(Records from a collection of figures)
--- begin ---

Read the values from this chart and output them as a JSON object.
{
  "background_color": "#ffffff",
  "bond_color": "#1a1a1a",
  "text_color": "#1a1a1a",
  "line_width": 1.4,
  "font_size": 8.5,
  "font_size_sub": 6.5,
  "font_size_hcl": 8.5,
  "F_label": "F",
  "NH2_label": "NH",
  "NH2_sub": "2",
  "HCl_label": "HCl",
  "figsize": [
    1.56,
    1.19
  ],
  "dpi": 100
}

--- end ---
--- begin ---

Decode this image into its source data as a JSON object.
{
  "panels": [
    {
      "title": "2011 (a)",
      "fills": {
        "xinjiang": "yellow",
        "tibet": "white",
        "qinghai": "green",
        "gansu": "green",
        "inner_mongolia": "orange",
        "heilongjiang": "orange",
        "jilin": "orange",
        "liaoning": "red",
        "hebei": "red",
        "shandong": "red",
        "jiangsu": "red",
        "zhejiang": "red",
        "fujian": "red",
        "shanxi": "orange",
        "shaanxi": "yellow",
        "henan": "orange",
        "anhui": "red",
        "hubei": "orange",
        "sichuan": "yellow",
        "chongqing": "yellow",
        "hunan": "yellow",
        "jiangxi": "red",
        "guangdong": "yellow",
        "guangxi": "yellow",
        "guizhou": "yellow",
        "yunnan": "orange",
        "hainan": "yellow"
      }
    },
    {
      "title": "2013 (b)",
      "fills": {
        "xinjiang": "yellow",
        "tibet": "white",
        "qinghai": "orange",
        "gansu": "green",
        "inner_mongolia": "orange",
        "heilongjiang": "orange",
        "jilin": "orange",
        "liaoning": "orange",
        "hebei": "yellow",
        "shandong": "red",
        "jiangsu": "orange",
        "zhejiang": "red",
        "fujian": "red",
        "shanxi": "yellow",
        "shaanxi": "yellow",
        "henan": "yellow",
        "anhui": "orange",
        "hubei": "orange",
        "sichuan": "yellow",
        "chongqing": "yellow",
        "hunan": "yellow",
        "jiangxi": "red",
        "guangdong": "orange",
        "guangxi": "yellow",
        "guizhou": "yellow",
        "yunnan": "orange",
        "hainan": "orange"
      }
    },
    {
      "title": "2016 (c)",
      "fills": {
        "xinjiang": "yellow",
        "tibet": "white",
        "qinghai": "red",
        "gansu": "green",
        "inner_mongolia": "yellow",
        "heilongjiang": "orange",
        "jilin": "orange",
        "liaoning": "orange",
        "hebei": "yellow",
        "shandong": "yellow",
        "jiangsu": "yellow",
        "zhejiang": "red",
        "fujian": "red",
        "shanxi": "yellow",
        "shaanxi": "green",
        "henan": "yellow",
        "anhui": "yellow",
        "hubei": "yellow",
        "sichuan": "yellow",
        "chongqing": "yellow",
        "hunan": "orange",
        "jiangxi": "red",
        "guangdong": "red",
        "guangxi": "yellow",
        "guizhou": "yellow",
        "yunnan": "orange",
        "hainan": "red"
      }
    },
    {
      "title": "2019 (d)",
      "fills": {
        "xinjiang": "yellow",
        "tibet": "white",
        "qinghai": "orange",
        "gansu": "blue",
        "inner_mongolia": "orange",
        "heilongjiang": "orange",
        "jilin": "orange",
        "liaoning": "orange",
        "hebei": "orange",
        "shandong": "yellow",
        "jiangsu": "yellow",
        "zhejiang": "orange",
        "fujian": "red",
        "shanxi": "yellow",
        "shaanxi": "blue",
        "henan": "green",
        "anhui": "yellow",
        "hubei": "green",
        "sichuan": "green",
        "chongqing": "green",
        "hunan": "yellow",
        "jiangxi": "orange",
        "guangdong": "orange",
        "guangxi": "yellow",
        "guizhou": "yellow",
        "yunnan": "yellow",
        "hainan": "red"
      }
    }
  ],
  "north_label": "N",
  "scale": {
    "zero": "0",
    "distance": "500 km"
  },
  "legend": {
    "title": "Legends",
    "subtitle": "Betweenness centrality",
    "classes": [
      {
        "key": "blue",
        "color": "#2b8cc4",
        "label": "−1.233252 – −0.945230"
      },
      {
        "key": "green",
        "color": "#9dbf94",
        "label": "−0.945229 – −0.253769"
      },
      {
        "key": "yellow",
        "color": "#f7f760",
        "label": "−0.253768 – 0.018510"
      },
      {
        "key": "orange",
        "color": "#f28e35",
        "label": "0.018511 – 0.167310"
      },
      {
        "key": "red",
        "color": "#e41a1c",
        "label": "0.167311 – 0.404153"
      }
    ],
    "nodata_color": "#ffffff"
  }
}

--- end ---
--- begin ---

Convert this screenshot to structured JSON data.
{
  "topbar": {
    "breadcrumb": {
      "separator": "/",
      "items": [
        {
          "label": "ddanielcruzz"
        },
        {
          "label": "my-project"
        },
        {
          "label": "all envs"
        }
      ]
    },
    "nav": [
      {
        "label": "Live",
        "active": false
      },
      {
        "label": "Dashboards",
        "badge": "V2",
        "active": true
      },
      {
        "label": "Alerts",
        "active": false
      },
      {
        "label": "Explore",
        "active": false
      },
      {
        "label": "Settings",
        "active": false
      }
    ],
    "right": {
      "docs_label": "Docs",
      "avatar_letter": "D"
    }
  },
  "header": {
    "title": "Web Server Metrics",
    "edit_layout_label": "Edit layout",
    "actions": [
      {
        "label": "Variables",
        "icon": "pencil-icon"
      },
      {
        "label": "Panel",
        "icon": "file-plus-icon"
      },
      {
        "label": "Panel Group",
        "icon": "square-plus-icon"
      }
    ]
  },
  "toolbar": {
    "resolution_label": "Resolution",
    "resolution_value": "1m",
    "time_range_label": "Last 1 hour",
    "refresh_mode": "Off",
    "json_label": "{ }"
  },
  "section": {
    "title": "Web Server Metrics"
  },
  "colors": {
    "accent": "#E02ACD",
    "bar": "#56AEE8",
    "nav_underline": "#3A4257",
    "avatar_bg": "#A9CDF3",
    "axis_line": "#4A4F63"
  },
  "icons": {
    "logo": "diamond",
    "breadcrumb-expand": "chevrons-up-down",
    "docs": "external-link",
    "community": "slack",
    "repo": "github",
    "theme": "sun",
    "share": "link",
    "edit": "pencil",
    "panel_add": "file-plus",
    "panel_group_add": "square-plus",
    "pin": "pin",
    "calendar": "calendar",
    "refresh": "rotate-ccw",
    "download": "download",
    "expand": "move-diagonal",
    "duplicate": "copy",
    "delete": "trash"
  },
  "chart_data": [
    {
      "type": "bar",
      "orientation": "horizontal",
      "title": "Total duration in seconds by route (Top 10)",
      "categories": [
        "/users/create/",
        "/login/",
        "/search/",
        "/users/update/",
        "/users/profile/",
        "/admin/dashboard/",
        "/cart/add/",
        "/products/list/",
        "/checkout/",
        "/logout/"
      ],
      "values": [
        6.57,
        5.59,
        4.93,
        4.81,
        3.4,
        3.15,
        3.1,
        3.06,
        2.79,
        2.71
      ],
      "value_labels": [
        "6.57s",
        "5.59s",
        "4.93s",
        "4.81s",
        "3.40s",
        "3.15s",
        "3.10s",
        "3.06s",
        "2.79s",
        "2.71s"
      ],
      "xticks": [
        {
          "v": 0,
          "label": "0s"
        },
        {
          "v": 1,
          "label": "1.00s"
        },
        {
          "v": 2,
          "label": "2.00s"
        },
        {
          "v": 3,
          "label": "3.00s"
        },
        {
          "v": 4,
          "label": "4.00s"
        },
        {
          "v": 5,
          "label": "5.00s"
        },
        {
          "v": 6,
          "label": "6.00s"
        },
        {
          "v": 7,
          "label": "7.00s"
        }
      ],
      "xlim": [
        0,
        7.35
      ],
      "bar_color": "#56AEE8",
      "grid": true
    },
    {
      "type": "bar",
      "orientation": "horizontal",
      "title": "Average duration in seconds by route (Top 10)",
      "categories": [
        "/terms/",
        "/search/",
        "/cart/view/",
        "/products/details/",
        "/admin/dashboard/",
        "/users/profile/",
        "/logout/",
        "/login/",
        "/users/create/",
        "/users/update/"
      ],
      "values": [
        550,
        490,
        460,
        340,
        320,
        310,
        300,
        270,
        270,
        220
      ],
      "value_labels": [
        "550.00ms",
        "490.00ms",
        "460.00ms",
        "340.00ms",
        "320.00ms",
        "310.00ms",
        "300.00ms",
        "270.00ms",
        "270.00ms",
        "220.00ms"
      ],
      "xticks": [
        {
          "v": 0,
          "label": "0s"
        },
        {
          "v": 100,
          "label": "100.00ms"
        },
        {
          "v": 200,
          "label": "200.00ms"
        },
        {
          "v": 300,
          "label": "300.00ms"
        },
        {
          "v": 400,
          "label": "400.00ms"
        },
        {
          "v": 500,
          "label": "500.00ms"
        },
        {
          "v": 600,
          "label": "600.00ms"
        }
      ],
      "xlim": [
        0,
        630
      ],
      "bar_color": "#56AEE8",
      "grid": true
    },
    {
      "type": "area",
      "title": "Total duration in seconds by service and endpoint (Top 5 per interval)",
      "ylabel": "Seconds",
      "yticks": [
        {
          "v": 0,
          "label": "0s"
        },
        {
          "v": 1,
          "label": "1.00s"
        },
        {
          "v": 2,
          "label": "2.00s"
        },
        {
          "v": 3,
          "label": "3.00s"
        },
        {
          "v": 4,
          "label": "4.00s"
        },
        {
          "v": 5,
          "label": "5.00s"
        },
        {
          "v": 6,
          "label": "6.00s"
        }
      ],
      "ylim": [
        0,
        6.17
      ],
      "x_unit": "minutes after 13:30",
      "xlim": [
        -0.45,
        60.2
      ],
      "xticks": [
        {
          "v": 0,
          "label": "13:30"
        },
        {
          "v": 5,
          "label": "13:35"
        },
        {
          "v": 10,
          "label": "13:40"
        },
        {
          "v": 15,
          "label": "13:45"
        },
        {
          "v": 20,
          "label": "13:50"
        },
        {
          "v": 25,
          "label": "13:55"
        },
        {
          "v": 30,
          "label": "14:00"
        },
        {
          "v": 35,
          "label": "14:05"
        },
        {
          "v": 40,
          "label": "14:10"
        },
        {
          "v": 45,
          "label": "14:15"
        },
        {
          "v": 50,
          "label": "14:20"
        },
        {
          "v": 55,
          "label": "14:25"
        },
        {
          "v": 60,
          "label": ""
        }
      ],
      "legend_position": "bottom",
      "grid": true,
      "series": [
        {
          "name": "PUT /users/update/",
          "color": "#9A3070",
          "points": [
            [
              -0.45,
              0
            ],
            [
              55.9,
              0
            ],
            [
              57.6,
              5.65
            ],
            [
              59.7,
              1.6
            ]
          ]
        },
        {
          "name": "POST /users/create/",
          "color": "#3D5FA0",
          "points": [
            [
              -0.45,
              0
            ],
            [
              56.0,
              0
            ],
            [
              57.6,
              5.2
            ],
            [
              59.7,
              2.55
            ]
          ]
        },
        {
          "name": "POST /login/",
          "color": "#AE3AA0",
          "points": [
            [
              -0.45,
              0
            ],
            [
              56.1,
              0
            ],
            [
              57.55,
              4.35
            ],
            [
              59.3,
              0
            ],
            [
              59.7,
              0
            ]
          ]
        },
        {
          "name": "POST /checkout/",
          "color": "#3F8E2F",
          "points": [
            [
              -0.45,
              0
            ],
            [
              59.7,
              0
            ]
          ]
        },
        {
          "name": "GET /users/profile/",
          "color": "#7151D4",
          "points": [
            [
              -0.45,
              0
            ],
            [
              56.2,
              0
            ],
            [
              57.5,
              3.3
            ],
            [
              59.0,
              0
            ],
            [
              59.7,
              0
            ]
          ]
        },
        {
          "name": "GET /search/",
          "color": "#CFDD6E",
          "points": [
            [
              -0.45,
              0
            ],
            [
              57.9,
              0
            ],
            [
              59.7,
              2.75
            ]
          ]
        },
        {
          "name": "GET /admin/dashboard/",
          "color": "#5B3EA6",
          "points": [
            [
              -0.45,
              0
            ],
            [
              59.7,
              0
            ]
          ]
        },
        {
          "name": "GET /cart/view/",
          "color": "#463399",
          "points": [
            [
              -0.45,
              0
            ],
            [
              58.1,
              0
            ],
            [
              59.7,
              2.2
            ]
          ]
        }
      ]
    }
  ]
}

--- end ---

Pick out each line containing the string "expand" and copy it.

Exercise output
    "breadcrumb-expand": "chevrons-up-down",
    "expand": "move-diagonal",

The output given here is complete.